§ Data for this exercise:
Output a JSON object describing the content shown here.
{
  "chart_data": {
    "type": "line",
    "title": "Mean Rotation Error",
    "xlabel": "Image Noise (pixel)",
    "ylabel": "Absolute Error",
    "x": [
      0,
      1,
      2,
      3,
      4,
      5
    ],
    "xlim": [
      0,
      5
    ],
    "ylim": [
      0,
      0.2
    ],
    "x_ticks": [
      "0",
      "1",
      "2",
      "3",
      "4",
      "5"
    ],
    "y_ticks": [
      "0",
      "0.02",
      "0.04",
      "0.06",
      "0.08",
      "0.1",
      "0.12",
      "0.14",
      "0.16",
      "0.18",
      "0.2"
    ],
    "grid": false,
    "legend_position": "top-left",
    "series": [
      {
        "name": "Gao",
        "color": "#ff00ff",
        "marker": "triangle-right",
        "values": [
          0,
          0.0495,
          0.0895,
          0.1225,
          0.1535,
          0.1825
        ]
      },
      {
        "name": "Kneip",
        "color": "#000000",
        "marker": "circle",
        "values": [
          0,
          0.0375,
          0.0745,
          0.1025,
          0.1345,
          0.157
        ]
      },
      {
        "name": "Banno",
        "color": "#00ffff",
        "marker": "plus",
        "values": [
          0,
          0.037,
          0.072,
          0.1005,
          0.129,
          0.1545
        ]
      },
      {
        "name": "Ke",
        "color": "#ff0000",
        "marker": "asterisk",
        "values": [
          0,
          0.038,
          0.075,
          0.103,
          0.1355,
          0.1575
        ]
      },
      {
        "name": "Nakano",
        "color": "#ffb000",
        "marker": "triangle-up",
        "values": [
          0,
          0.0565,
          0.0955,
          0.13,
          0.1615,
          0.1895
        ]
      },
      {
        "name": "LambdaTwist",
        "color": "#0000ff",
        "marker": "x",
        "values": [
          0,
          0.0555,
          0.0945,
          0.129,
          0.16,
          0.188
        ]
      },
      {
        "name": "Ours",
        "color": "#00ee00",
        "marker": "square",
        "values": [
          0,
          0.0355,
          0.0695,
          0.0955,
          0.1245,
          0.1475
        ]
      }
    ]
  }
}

§ Given exercise: Return what is listed above, exactly and completely.

§ Exercise output:
Output a JSON object describing the content shown here.
{
  "chart_data": {
    "type": "line",
    "title": "Mean Rotation Error",
    "xlabel": "Image Noise (pixel)",
    "ylabel": "Absolute Error",
    "x": [
      0,
      1,
      2,
      3,
      4,
      5
    ],
    "xlim": [
      0,
      5
    ],
    "ylim": [
      0,
      0.2
    ],
    "x_ticks": [
      "0",
      "1",
      "2",
      "3",
      "4",
      "5"
    ],
    "y_ticks": [
      "0",
      "0.02",
      "0.04",
      "0.06",
      "0.08",
      "0.1",
      "0.12",
      "0.14",
      "0.16",
      "0.18",
      "0.2"
    ],
    "grid": false,
    "legend_position": "top-left",
    "series": [
      {
        "name": "Gao",
        "color": "#ff00ff",
        "marker": "triangle-right",
        "values": [
          0,
          0.0495,
          0.0895,
          0.1225,
          0.1535,
          0.1825
        ]
      },
      {
        "name": "Kneip",
        "color": "#000000",
        "marker": "circle",
        "values": [
          0,
          0.0375,
          0.0745,
          0.1025,
          0.1345,
          0.157
        ]
      },
      {
        "name": "Banno",
        "color": "#00ffff",
        "marker": "plus",
        "values": [
          0,
          0.037,
          0.072,
          0.1005,
          0.129,
          0.1545
        ]
      },
      {
        "name": "Ke",
        "color": "#ff0000",
        "marker": "asterisk",
        "values": [
          0,
          0.038,
          0.075,
          0.103,
          0.1355,
          0.1575
        ]
      },
      {
        "name": "Nakano",
        "color": "#ffb000",
        "marker": "triangle-up",
        "values": [
          0,
          0.0565,
          0.0955,
          0.13,
          0.1615,
          0.1895
        ]
      },
      {
        "name": "LambdaTwist",
        "color": "#0000ff",
        "marker": "x",
        "values": [
          0,
          0.0555,
          0.0945,
          0.129,
          0.16,
          0.188
        ]
      },
      {
        "name": "Ours",
        "color": "#00ee00",
        "marker": "square",
        "values": [
          0,
          0.0355,
          0.0695,
          0.0955,
          0.1245,
          0.1475
        ]
      }
    ]
  }
}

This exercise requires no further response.